▶ Problem requirements: Copy out all the lines in the records that include the word "JSON".

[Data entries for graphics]

____________

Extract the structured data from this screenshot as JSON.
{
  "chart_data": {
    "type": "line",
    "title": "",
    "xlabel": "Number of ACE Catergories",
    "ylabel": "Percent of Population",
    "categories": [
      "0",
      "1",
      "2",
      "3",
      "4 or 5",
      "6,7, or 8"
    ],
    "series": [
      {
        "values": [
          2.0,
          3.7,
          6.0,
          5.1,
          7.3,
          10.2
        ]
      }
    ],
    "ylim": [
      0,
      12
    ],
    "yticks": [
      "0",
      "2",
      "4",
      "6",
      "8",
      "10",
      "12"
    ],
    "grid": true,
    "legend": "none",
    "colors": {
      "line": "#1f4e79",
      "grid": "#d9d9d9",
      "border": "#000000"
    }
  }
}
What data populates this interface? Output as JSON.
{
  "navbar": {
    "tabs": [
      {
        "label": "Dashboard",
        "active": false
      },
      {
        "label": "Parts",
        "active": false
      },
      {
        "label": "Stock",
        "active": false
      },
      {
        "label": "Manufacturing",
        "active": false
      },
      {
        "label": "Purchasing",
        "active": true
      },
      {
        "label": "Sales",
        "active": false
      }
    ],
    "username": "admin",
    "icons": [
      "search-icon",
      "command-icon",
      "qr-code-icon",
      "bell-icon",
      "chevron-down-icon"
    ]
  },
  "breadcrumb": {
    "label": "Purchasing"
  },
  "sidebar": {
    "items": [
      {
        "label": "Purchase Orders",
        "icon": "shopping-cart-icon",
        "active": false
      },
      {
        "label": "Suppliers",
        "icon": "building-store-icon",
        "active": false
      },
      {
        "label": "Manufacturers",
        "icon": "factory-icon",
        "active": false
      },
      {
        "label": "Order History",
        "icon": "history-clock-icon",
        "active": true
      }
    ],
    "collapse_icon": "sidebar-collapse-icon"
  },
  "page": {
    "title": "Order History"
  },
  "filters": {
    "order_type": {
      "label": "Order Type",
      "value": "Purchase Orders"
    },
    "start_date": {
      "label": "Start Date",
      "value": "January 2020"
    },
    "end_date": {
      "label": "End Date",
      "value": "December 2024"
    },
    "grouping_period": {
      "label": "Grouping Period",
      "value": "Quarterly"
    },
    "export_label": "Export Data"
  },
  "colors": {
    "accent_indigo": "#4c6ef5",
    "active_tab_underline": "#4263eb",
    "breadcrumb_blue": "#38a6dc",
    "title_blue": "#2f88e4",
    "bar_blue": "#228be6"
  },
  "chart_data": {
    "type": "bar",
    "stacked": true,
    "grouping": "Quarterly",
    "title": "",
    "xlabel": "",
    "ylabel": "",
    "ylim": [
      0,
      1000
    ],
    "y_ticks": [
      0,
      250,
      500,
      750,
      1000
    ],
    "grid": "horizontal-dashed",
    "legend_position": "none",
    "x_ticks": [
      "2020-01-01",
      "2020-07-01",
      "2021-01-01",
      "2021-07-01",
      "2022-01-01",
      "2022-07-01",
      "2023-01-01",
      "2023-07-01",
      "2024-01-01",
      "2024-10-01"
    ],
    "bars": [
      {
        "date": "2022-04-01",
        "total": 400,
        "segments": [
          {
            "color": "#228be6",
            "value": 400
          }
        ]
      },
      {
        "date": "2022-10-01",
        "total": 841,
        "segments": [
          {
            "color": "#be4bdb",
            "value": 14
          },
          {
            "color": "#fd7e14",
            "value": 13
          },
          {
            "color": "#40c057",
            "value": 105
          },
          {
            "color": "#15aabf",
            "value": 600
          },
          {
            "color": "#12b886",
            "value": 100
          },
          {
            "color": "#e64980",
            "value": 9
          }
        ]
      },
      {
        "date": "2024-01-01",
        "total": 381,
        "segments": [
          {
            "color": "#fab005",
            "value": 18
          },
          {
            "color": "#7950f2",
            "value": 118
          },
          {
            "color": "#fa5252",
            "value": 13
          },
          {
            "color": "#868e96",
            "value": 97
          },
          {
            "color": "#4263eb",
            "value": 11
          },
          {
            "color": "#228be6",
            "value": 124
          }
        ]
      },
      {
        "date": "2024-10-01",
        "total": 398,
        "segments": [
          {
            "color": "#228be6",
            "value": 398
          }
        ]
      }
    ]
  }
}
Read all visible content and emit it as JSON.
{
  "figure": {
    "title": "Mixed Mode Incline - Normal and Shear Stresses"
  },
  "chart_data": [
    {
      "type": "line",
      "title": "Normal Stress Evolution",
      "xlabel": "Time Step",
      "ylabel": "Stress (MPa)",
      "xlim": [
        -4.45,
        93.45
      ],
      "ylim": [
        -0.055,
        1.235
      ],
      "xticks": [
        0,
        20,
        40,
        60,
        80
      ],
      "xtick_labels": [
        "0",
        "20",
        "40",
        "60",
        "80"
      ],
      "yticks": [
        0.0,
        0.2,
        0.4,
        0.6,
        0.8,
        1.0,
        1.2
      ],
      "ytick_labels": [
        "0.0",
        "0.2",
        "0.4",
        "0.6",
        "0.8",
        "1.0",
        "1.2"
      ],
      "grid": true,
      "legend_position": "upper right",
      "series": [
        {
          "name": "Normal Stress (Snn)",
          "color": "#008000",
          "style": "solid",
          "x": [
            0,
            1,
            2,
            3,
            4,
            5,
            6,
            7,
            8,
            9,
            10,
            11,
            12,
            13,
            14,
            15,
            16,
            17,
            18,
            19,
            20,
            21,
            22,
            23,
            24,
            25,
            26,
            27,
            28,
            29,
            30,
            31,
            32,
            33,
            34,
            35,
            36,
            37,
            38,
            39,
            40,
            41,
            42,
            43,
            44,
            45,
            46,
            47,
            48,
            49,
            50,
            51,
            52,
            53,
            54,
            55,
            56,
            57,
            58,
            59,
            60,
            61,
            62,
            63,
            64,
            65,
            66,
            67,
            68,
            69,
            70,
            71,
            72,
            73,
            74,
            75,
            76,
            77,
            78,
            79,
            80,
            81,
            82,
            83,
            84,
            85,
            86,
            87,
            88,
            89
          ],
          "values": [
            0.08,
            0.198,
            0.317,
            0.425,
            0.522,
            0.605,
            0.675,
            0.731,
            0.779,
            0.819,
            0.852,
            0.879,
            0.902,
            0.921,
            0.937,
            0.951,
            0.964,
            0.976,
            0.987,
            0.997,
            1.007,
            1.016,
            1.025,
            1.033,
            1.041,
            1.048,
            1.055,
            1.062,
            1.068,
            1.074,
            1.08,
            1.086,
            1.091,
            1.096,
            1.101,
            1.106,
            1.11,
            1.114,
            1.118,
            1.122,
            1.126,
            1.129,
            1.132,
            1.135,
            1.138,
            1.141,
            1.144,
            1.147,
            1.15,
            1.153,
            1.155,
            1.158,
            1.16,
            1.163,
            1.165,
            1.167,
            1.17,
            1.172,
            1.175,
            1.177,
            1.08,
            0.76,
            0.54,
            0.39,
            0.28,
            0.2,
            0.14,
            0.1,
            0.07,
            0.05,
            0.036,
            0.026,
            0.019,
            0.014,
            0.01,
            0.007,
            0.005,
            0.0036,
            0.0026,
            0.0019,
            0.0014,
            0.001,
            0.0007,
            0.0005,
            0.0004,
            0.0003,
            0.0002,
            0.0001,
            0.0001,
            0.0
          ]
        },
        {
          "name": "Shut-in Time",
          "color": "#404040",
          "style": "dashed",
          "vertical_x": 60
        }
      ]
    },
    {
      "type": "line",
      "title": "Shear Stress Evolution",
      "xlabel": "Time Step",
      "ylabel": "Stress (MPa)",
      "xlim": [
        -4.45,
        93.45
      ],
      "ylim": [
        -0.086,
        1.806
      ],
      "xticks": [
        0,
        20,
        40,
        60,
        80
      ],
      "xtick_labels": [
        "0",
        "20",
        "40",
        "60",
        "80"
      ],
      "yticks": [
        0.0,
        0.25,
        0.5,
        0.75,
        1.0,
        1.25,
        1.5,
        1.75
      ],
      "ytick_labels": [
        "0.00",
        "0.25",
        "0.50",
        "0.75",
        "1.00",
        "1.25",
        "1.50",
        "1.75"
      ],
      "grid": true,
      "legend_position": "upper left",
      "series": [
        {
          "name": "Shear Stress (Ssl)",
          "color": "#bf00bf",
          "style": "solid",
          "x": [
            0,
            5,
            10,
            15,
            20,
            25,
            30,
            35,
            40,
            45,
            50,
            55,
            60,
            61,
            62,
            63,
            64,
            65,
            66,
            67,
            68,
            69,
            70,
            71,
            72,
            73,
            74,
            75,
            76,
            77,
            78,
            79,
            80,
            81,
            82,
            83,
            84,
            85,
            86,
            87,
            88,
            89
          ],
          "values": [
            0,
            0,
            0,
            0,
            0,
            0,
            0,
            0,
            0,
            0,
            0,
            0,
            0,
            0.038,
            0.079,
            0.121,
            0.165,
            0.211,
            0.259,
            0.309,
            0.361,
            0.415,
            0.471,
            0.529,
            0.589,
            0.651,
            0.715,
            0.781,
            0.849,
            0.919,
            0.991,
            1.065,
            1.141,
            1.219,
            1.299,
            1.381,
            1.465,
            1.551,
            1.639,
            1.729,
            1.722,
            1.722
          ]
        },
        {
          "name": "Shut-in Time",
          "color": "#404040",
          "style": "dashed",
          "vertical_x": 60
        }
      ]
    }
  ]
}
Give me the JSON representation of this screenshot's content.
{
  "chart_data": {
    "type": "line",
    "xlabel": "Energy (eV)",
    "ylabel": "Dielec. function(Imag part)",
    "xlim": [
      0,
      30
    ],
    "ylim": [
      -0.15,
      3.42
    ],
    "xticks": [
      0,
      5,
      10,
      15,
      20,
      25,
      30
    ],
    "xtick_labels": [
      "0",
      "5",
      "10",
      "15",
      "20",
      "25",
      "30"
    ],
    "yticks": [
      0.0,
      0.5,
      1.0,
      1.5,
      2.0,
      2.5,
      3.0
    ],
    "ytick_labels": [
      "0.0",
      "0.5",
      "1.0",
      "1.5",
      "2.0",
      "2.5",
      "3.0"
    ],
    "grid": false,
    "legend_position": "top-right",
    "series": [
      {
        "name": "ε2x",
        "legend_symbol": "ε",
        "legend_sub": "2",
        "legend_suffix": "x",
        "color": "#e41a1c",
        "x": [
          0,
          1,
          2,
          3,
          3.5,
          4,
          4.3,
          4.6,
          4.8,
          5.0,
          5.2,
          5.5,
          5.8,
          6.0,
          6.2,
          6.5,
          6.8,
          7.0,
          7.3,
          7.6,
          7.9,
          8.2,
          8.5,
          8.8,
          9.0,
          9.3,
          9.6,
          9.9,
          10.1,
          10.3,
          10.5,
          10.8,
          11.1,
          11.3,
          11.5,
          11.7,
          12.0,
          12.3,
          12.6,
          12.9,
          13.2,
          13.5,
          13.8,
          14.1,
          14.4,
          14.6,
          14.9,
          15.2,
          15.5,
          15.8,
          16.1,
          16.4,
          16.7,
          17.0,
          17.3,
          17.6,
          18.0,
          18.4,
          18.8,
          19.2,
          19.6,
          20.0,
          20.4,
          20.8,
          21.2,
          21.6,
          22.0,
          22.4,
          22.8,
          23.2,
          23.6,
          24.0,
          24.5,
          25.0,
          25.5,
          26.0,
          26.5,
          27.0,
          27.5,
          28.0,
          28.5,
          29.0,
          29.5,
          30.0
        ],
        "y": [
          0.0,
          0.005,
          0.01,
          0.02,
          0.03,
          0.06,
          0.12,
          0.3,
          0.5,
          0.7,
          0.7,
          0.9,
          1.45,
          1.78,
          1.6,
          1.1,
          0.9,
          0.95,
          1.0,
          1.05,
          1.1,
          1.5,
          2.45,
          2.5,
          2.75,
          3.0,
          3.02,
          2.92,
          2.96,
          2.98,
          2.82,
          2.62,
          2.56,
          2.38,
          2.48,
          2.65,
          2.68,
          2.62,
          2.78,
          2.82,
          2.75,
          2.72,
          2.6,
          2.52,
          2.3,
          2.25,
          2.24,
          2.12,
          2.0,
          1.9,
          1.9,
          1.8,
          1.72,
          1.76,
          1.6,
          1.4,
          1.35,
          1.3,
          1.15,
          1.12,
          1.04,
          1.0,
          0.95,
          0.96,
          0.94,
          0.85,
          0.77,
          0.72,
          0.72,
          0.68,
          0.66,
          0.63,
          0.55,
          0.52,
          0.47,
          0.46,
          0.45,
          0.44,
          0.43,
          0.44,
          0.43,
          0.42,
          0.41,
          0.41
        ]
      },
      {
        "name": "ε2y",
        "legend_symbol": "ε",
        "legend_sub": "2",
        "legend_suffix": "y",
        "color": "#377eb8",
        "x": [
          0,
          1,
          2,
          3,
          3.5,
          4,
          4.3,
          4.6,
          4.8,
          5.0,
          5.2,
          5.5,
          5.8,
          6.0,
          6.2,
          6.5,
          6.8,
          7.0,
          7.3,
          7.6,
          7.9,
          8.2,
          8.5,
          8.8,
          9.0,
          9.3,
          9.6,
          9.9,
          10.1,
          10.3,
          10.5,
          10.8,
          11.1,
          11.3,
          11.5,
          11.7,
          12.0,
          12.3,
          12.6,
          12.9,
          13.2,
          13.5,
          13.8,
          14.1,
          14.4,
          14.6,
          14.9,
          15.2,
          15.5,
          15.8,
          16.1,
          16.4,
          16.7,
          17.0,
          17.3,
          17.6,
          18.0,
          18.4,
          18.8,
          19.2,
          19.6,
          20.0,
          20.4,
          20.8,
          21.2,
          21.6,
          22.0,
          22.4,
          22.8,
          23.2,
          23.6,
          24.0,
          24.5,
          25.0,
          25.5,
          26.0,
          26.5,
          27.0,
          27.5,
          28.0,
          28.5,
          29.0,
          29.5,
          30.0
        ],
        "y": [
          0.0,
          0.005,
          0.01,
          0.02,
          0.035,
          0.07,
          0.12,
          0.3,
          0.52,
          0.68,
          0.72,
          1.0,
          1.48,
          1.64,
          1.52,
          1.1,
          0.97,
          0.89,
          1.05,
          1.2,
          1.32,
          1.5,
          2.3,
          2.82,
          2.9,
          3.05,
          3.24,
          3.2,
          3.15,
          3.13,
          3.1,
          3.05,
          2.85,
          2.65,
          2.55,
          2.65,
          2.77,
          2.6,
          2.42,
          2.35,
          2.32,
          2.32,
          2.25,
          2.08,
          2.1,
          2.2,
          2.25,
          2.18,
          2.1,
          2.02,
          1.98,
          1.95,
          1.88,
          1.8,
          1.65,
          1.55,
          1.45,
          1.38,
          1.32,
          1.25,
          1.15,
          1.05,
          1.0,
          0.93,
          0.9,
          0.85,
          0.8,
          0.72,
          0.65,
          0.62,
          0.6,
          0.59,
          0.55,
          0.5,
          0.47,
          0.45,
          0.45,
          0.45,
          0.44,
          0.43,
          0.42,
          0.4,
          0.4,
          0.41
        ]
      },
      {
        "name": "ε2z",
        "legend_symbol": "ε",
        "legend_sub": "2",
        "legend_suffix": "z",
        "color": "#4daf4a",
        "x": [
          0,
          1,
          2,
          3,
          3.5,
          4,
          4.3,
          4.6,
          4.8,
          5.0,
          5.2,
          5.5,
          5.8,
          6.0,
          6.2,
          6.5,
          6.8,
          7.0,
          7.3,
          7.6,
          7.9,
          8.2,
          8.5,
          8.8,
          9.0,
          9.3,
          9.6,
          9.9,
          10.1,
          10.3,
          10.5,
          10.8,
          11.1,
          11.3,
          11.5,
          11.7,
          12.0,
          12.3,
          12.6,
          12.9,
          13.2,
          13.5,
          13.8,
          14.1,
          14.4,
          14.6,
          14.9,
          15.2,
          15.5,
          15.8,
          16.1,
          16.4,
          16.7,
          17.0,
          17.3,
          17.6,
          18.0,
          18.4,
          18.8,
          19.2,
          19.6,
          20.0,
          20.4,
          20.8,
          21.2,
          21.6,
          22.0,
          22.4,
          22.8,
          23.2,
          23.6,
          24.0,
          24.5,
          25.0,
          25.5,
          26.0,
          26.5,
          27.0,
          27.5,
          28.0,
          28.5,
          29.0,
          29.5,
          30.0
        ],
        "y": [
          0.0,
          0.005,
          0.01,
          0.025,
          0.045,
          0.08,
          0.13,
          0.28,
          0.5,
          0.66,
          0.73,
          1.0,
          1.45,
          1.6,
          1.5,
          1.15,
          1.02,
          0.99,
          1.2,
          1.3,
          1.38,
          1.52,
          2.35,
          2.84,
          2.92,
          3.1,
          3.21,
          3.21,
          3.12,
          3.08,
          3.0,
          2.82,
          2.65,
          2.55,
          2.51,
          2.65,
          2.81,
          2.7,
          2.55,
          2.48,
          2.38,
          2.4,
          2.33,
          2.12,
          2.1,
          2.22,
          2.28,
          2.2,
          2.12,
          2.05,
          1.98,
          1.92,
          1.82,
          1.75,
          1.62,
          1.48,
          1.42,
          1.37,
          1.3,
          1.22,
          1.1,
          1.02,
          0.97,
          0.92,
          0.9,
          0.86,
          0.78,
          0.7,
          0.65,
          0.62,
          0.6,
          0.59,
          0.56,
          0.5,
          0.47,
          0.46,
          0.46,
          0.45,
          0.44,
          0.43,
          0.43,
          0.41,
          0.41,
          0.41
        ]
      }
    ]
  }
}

____________

▶ Exercise result:
Extract the structured data from this screenshot as JSON.
What data populates this interface? Output as JSON.
Read all visible content and emit it as JSON.
Give me the JSON representation of this screenshot's content.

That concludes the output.